**TASK BRIEF**.
Transcribe every record that appears below, exactly and in full.

**GIVEN ENTRIES**.

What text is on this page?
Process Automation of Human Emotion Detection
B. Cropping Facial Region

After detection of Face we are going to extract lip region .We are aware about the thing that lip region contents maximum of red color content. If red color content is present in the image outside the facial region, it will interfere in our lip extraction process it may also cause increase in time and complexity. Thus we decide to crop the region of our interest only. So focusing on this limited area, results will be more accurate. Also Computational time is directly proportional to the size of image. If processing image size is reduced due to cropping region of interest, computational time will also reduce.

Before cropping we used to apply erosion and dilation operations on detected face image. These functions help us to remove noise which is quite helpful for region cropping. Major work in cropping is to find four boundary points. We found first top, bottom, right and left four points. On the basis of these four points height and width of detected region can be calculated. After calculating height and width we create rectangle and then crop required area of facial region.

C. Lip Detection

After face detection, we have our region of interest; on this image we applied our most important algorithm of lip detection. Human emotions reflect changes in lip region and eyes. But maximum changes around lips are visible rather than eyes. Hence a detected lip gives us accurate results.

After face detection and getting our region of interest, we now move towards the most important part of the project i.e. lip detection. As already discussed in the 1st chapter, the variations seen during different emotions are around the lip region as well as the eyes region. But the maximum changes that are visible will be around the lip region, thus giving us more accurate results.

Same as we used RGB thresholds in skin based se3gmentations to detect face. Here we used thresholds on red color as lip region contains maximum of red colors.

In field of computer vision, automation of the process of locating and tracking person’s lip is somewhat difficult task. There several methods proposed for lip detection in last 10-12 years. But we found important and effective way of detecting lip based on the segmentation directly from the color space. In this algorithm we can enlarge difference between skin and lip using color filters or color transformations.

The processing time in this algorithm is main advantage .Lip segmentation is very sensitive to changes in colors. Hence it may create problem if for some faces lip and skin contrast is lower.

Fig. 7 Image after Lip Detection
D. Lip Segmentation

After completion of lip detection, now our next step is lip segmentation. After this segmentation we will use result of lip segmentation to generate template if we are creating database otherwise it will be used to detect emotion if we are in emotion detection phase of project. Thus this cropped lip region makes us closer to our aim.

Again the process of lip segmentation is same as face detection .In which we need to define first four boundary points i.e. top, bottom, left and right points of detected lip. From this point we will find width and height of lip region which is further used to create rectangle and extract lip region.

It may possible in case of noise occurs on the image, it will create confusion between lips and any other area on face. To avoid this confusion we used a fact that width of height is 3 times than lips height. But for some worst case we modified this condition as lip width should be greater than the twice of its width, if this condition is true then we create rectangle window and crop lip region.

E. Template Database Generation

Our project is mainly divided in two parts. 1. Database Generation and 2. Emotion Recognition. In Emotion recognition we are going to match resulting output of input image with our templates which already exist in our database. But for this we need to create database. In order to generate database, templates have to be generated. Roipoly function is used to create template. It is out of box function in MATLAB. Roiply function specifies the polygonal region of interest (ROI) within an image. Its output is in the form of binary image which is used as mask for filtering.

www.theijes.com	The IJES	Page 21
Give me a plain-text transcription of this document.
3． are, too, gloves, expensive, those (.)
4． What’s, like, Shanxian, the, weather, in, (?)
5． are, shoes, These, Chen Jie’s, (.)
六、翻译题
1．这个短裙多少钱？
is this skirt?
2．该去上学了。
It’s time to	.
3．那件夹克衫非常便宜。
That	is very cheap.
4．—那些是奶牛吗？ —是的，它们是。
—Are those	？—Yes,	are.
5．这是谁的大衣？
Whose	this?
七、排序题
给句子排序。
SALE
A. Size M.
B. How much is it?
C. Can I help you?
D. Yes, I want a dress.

**REPLY TO THE EXERCISE**.
What text is on this page?
Process Automation of Human Emotion Detection
B. Cropping Facial Region

After detection of Face we are going to extract lip region .We are aware about the thing that lip region contents maximum of red color content. If red color content is present in the image outside the facial region, it will interfere in our lip extraction process it may also cause increase in time and complexity. Thus we decide to crop the region of our interest only. So focusing on this limited area, results will be more accurate. Also Computational time is directly proportional to the size of image. If processing image size is reduced due to cropping region of interest, computational time will also reduce.

Before cropping we used to apply erosion and dilation operations on detected face image. These functions help us to remove noise which is quite helpful for region cropping. Major work in cropping is to find four boundary points. We found first top, bottom, right and left four points. On the basis of these four points height and width of detected region can be calculated. After calculating height and width we create rectangle and then crop required area of facial region.

C. Lip Detection

After face detection, we have our region of interest; on this image we applied our most important algorithm of lip detection. Human emotions reflect changes in lip region and eyes. But maximum changes around lips are visible rather than eyes. Hence a detected lip gives us accurate results.

After face detection and getting our region of interest, we now move towards the most important part of the project i.e. lip detection. As already discussed in the 1st chapter, the variations seen during different emotions are around the lip region as well as the eyes region. But the maximum changes that are visible will be around the lip region, thus giving us more accurate results.

Same as we used RGB thresholds in skin based se3gmentations to detect face. Here we used thresholds on red color as lip region contains maximum of red colors.

In field of computer vision, automation of the process of locating and tracking person’s lip is somewhat difficult task. There several methods proposed for lip detection in last 10-12 years. But we found important and effective way of detecting lip based on the segmentation directly from the color space. In this algorithm we can enlarge difference between skin and lip using color filters or color transformations.

The processing time in this algorithm is main advantage .Lip segmentation is very sensitive to changes in colors. Hence it may create problem if for some faces lip and skin contrast is lower.

Fig. 7 Image after Lip Detection
D. Lip Segmentation

After completion of lip detection, now our next step is lip segmentation. After this segmentation we will use result of lip segmentation to generate template if we are creating database otherwise it will be used to detect emotion if we are in emotion detection phase of project. Thus this cropped lip region makes us closer to our aim.

Again the process of lip segmentation is same as face detection .In which we need to define first four boundary points i.e. top, bottom, left and right points of detected lip. From this point we will find width and height of lip region which is further used to create rectangle and extract lip region.

It may possible in case of noise occurs on the image, it will create confusion between lips and any other area on face. To avoid this confusion we used a fact that width of height is 3 times than lips height. But for some worst case we modified this condition as lip width should be greater than the twice of its width, if this condition is true then we create rectangle window and crop lip region.

E. Template Database Generation

Our project is mainly divided in two parts. 1. Database Generation and 2. Emotion Recognition. In Emotion recognition we are going to match resulting output of input image with our templates which already exist in our database. But for this we need to create database. In order to generate database, templates have to be generated. Roipoly function is used to create template. It is out of box function in MATLAB. Roiply function specifies the polygonal region of interest (ROI) within an image. Its output is in the form of binary image which is used as mask for filtering.

www.theijes.com	The IJES	Page 21
Give me a plain-text transcription of this document.
3． are, too, gloves, expensive, those (.)
4． What’s, like, Shanxian, the, weather, in, (?)
5． are, shoes, These, Chen Jie’s, (.)
六、翻译题
1．这个短裙多少钱？
is this skirt?
2．该去上学了。
It’s time to	.
3．那件夹克衫非常便宜。
That	is very cheap.
4．—那些是奶牛吗？ —是的，它们是。
—Are those	？—Yes,	are.
5．这是谁的大衣？
Whose	this?
七、排序题
给句子排序。
SALE
A. Size M.
B. How much is it?
C. Can I help you?
D. Yes, I want a dress.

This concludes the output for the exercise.